## Exercise prompt
Reproduce verbatim the records starting with the line containing "Identify all the" and going on through the line containing "location-line: TORONTO ON", including both of those lines.

━━━ Data to use

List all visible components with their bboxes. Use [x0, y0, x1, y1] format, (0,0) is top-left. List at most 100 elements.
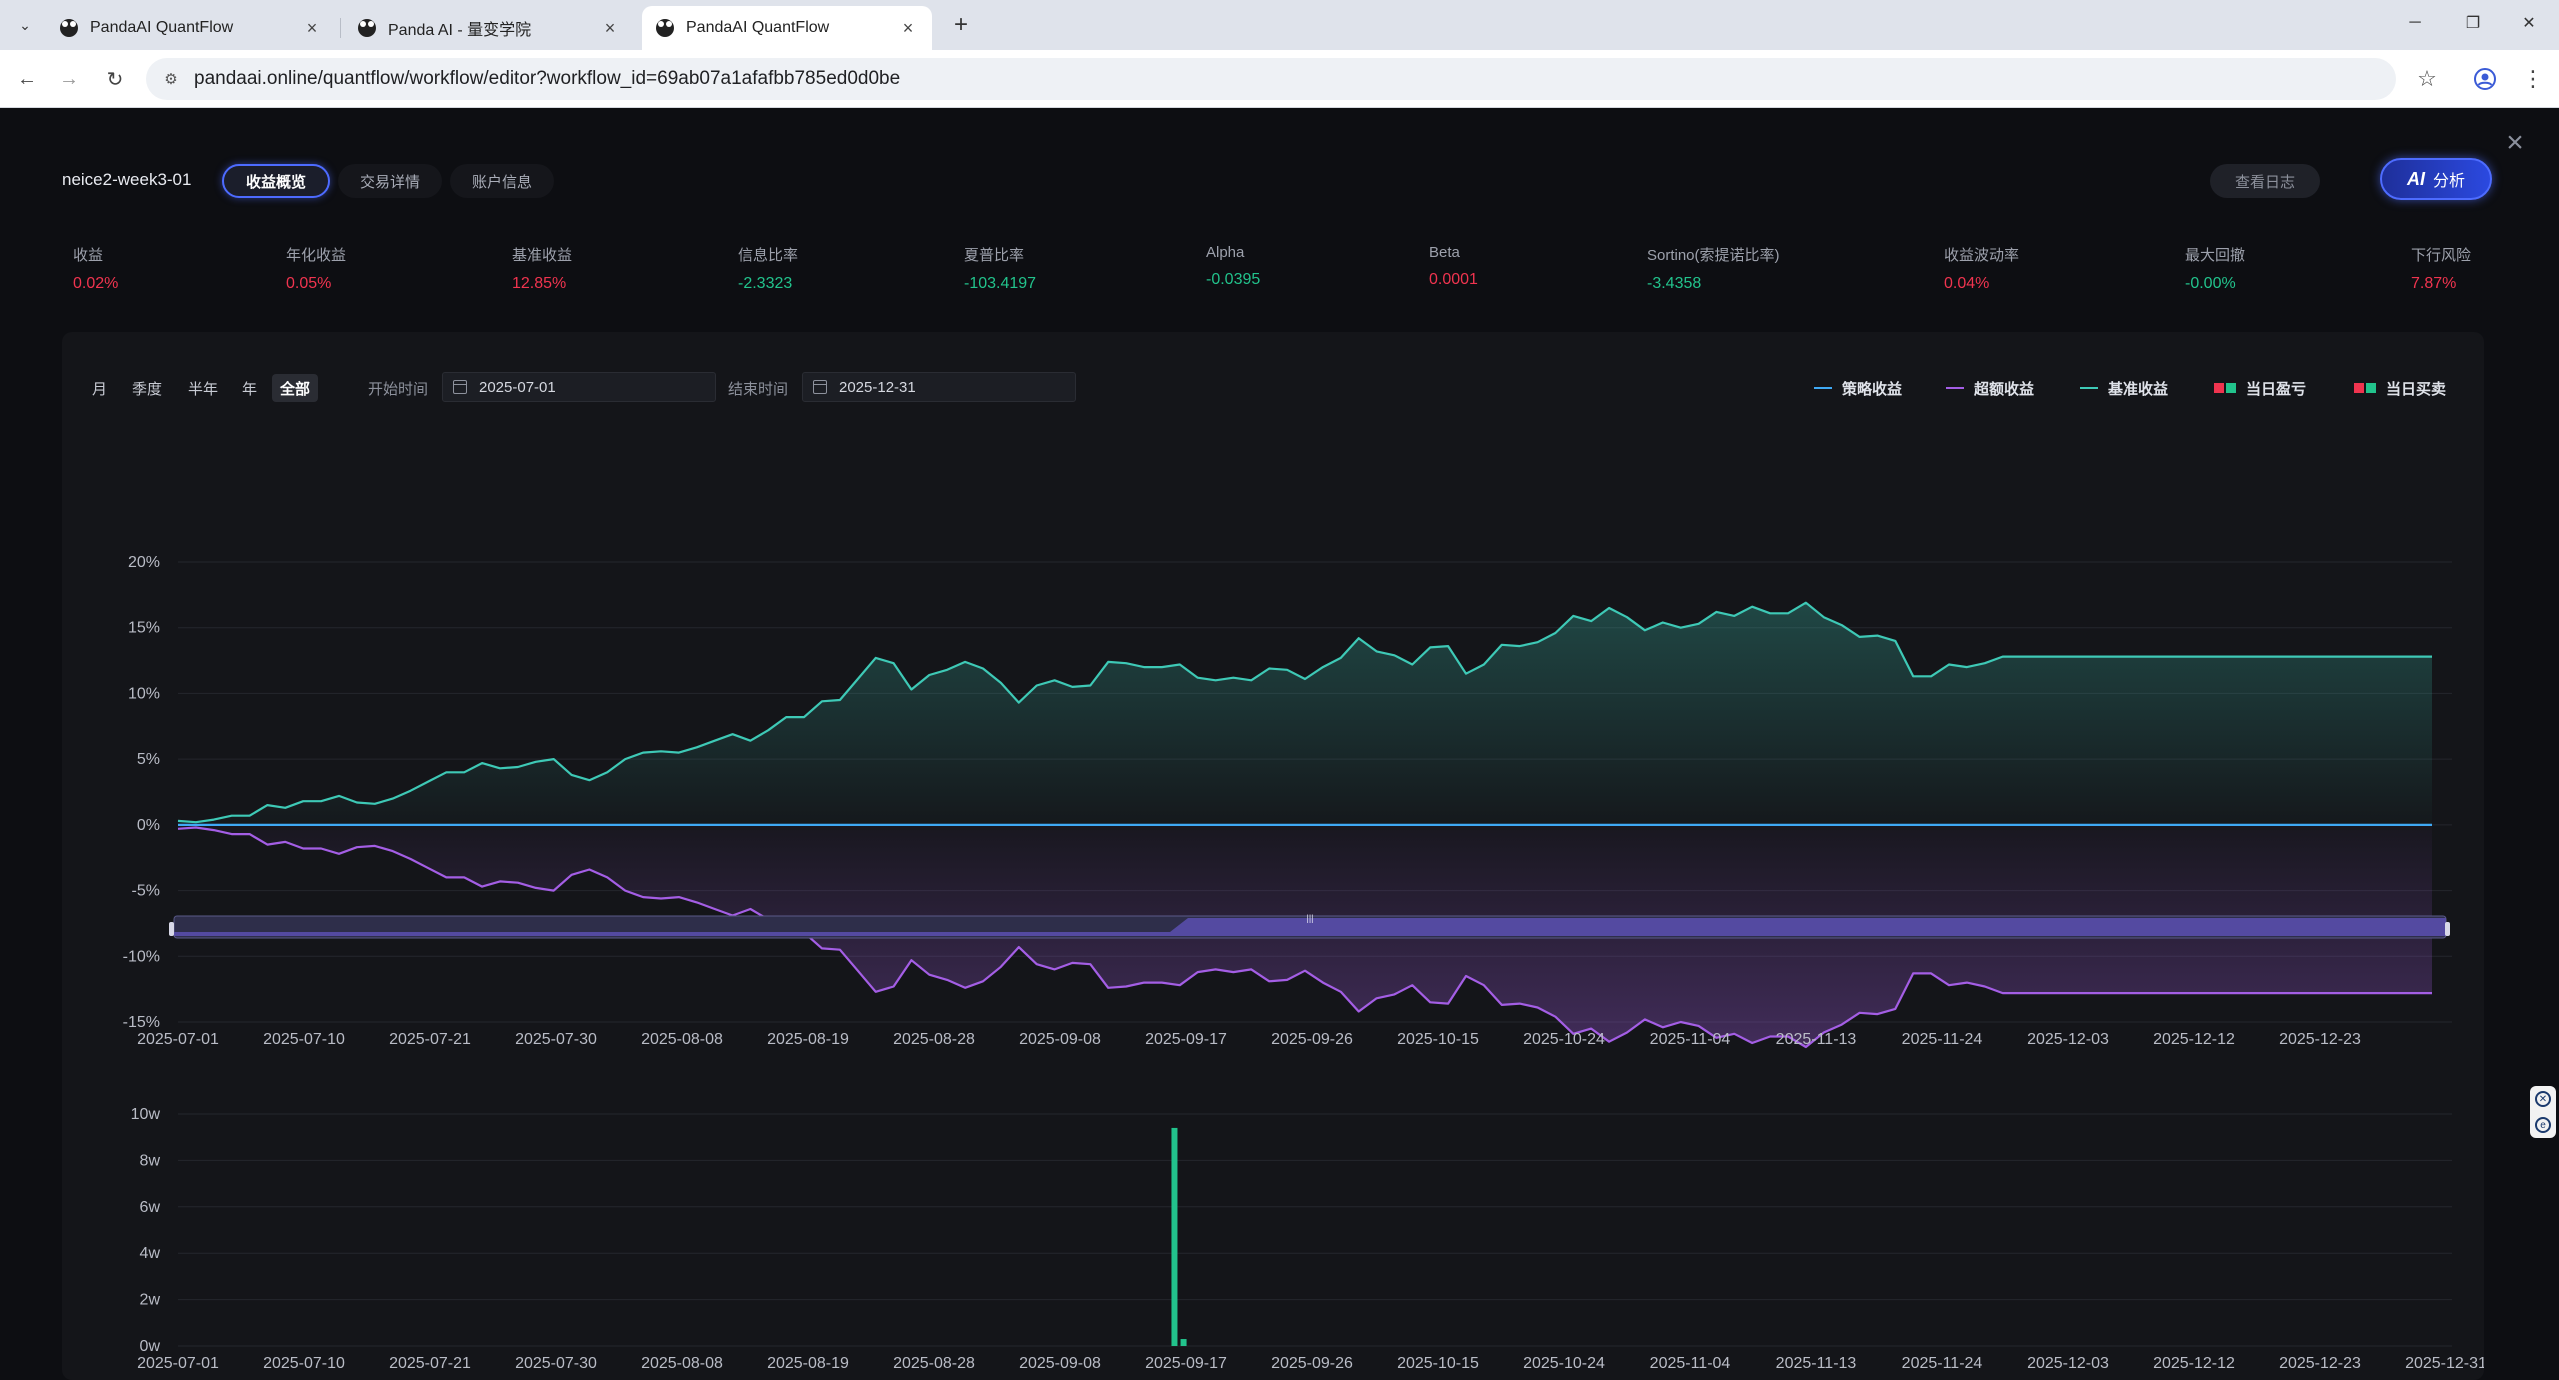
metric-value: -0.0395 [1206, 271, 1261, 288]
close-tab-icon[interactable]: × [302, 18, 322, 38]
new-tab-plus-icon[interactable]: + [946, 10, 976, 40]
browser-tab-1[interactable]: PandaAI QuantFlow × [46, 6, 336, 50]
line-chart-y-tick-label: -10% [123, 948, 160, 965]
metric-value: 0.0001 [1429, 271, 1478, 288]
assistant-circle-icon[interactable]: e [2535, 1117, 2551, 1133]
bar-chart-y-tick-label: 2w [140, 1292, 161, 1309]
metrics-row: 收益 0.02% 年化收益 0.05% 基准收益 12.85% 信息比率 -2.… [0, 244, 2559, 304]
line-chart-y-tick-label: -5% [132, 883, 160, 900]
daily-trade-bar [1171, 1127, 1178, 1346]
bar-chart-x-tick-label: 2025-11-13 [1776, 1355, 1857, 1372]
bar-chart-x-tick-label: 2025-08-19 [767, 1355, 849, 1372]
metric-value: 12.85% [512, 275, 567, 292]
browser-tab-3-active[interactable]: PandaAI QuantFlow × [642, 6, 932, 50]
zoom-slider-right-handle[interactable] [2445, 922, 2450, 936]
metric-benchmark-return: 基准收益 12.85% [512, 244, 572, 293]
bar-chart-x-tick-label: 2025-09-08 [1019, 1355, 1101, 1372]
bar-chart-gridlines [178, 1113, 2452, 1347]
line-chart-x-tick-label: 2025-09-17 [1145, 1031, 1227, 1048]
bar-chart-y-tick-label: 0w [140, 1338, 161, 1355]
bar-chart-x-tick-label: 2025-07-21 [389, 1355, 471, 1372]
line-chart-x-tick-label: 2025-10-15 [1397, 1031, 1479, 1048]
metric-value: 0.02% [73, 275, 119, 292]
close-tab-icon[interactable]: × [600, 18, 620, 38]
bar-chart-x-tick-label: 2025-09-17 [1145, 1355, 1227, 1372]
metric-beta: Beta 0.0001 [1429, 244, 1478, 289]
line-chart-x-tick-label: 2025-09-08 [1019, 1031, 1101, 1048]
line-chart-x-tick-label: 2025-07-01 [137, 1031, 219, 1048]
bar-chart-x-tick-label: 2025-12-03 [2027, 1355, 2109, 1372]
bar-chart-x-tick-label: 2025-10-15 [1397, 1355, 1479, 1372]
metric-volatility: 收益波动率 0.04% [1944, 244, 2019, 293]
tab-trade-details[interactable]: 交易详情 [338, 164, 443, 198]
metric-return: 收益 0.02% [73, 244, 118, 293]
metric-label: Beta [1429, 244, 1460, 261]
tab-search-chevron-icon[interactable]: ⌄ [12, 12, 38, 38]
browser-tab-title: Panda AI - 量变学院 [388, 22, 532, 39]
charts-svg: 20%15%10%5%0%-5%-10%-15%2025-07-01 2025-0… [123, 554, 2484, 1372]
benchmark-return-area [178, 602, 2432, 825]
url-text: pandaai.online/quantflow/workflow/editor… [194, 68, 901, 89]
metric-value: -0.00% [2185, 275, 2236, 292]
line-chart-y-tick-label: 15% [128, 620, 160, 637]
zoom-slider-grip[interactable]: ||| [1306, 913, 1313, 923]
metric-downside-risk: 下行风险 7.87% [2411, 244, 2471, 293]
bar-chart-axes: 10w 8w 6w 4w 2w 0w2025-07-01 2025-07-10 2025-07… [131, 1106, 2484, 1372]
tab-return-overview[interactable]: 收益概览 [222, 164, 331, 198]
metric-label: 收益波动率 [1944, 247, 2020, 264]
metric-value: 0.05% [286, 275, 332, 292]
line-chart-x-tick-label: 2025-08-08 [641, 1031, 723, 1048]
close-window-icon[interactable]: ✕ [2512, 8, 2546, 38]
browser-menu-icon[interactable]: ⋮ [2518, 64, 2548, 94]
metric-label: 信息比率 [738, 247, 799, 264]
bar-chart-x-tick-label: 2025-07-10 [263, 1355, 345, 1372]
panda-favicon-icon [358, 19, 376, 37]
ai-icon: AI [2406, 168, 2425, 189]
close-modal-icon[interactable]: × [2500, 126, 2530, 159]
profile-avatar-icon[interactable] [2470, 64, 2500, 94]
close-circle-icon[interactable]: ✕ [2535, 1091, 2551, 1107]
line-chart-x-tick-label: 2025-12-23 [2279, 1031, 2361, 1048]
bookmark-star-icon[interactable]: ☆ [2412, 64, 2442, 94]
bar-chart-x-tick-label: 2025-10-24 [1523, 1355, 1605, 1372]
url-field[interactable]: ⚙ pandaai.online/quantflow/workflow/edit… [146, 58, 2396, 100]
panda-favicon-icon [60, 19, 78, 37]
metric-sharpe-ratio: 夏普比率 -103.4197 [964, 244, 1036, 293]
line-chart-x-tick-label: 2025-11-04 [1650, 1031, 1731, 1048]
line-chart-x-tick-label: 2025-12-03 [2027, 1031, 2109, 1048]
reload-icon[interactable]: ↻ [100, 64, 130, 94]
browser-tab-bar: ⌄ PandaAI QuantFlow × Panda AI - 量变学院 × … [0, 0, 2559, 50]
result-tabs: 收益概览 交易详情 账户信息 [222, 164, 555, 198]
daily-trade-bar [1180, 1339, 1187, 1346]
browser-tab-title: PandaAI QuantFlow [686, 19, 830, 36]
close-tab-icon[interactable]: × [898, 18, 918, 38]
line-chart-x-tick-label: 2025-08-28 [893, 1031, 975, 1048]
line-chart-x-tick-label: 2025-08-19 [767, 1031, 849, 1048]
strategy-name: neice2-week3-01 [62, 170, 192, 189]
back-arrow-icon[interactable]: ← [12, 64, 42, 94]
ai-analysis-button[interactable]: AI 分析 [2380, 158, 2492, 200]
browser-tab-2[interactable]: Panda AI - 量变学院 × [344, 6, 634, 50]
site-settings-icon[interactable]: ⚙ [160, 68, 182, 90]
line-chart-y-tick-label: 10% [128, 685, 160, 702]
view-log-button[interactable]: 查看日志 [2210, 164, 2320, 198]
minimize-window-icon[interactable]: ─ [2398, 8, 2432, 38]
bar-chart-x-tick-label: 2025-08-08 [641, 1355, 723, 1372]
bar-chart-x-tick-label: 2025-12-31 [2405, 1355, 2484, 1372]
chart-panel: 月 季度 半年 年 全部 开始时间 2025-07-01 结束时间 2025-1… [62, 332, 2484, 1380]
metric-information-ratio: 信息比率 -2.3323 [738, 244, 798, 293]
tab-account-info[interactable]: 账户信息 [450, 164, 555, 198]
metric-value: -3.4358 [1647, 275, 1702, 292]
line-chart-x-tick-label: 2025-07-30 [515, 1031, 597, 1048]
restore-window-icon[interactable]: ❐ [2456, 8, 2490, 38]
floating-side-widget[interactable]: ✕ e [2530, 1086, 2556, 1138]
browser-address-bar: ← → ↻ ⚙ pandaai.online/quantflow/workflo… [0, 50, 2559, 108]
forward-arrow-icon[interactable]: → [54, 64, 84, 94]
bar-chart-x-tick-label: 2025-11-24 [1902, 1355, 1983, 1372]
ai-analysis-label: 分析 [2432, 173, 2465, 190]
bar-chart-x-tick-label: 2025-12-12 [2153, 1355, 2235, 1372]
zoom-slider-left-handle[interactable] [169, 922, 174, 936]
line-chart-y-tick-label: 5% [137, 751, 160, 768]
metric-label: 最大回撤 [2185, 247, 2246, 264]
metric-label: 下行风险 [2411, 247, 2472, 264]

━━━━━━
━━━ Data to use

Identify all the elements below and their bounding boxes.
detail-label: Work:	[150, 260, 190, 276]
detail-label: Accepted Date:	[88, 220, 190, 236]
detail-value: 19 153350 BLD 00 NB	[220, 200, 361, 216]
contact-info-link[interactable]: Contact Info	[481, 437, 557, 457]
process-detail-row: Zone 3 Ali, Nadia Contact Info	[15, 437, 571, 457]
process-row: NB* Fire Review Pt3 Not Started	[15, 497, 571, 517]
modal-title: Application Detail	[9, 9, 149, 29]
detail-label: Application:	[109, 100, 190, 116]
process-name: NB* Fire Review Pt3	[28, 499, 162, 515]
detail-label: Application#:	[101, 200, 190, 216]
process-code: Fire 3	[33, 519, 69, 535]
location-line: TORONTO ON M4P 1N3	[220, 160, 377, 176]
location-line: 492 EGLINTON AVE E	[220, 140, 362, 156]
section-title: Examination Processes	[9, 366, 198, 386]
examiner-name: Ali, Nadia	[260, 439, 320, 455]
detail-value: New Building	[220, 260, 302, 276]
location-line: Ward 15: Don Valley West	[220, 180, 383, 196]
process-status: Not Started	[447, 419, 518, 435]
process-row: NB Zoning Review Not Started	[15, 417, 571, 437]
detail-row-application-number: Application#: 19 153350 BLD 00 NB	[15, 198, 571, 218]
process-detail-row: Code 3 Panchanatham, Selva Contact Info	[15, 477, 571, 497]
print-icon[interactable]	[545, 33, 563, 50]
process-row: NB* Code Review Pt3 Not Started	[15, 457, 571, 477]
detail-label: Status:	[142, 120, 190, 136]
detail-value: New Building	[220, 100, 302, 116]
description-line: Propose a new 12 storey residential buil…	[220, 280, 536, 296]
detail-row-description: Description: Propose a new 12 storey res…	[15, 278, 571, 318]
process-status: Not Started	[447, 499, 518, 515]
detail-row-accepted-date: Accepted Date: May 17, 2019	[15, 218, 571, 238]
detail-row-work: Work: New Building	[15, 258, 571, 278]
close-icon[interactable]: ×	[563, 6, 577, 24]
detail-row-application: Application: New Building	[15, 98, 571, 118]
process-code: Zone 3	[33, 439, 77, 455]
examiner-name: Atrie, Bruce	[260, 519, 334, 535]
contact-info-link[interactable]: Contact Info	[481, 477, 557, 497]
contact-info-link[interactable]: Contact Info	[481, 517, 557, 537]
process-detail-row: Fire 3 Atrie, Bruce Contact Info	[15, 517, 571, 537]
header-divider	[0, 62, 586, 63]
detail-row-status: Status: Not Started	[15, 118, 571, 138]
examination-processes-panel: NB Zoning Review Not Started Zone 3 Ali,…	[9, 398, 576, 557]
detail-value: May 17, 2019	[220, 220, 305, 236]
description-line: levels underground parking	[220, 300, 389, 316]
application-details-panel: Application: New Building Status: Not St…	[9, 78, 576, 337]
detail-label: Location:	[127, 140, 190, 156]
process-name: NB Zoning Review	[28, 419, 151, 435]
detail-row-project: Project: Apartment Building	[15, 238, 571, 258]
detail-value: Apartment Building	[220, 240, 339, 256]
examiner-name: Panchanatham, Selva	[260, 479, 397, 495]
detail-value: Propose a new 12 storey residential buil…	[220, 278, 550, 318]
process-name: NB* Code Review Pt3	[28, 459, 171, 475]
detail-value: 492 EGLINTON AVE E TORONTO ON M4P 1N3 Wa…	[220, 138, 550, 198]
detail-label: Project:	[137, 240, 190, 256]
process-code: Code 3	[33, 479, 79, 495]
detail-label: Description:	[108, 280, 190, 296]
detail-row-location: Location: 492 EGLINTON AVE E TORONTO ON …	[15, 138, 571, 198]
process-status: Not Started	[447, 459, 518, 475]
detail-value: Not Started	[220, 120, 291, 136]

━━━━━━

## Output of the task
Identify all the elements below and their bounding boxes.
detail-label: Work:	[150, 260, 190, 276]
detail-label: Accepted Date:	[88, 220, 190, 236]
detail-value: 19 153350 BLD 00 NB	[220, 200, 361, 216]
contact-info-link[interactable]: Contact Info	[481, 437, 557, 457]
process-detail-row: Zone 3 Ali, Nadia Contact Info	[15, 437, 571, 457]
process-row: NB* Fire Review Pt3 Not Started	[15, 497, 571, 517]
modal-title: Application Detail	[9, 9, 149, 29]
detail-label: Application:	[109, 100, 190, 116]
process-name: NB* Fire Review Pt3	[28, 499, 162, 515]
detail-label: Application#:	[101, 200, 190, 216]
process-code: Fire 3	[33, 519, 69, 535]
location-line: TORONTO ON M4P 1N3	[220, 160, 377, 176]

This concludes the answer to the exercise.